# What is asked:
Repeat the records word for word, excluding any picture.

(Collected data)
============================================================

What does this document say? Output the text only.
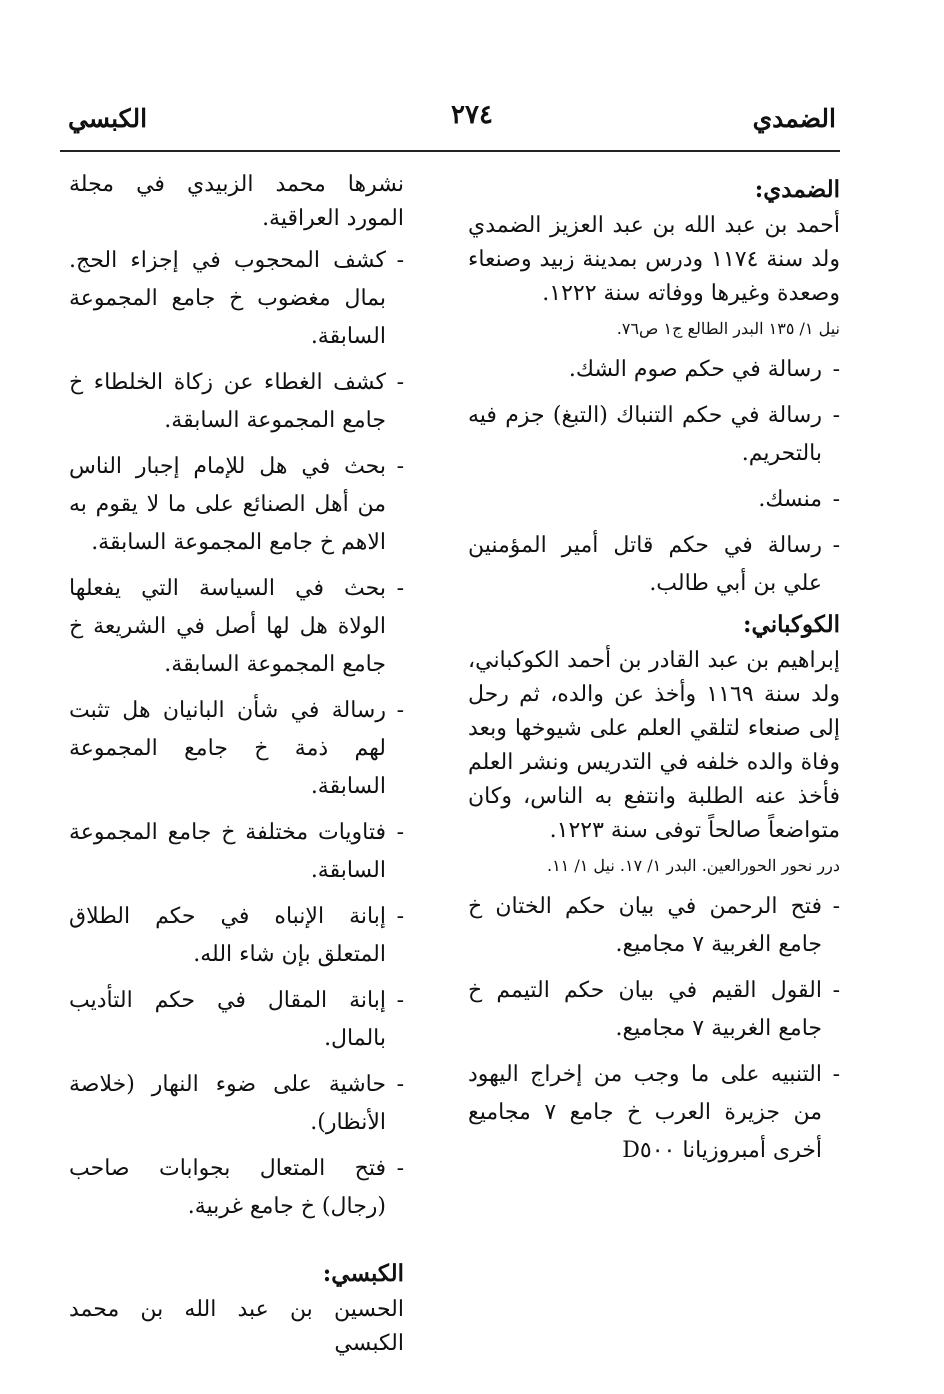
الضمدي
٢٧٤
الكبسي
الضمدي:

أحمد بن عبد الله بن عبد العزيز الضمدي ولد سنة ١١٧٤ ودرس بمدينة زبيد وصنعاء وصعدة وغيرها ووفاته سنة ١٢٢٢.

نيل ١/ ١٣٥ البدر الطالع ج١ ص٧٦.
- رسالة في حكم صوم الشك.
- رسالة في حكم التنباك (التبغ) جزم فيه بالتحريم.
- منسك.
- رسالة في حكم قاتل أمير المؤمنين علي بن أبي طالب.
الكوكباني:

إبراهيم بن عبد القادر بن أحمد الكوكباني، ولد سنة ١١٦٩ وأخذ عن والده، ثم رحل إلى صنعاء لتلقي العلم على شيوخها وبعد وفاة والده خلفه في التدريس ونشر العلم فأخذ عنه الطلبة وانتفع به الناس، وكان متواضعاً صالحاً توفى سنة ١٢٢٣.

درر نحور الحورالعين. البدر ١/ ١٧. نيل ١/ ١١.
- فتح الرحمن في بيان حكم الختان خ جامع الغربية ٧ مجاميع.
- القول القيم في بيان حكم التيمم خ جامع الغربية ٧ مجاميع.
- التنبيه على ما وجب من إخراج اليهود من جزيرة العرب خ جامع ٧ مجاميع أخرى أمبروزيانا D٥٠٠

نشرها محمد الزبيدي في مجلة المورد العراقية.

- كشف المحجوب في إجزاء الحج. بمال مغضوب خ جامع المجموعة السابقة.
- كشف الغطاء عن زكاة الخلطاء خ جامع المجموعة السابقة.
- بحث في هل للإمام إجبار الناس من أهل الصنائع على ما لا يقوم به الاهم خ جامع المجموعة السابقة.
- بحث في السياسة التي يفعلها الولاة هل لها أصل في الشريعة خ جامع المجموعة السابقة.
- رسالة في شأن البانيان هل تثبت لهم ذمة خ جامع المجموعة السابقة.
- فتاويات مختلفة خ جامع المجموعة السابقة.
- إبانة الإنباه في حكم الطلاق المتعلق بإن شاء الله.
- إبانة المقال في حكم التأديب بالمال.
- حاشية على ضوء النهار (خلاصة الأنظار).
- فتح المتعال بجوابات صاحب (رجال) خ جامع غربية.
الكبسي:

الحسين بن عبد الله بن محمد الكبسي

============================================================

# Expected answer:
What does this document say? Output the text only.
الضمدي
٢٧٤
الكبسي
الضمدي:

أحمد بن عبد الله بن عبد العزيز الضمدي ولد سنة ١١٧٤ ودرس بمدينة زبيد وصنعاء وصعدة وغيرها ووفاته سنة ١٢٢٢.

نيل ١/ ١٣٥ البدر الطالع ج١ ص٧٦.
- رسالة في حكم صوم الشك.
- رسالة في حكم التنباك (التبغ) جزم فيه بالتحريم.
- منسك.
- رسالة في حكم قاتل أمير المؤمنين علي بن أبي طالب.
الكوكباني:

إبراهيم بن عبد القادر بن أحمد الكوكباني، ولد سنة ١١٦٩ وأخذ عن والده، ثم رحل إلى صنعاء لتلقي العلم على شيوخها وبعد وفاة والده خلفه في التدريس ونشر العلم فأخذ عنه الطلبة وانتفع به الناس، وكان متواضعاً صالحاً توفى سنة ١٢٢٣.

درر نحور الحورالعين. البدر ١/ ١٧. نيل ١/ ١١.
- فتح الرحمن في بيان حكم الختان خ جامع الغربية ٧ مجاميع.
- القول القيم في بيان حكم التيمم خ جامع الغربية ٧ مجاميع.
- التنبيه على ما وجب من إخراج اليهود من جزيرة العرب خ جامع ٧ مجاميع أخرى أمبروزيانا D٥٠٠

نشرها محمد الزبيدي في مجلة المورد العراقية.

- كشف المحجوب في إجزاء الحج. بمال مغضوب خ جامع المجموعة السابقة.
- كشف الغطاء عن زكاة الخلطاء خ جامع المجموعة السابقة.
- بحث في هل للإمام إجبار الناس من أهل الصنائع على ما لا يقوم به الاهم خ جامع المجموعة السابقة.
- بحث في السياسة التي يفعلها الولاة هل لها أصل في الشريعة خ جامع المجموعة السابقة.
- رسالة في شأن البانيان هل تثبت لهم ذمة خ جامع المجموعة السابقة.
- فتاويات مختلفة خ جامع المجموعة السابقة.
- إبانة الإنباه في حكم الطلاق المتعلق بإن شاء الله.
- إبانة المقال في حكم التأديب بالمال.
- حاشية على ضوء النهار (خلاصة الأنظار).
- فتح المتعال بجوابات صاحب (رجال) خ جامع غربية.
الكبسي:

الحسين بن عبد الله بن محمد الكبسي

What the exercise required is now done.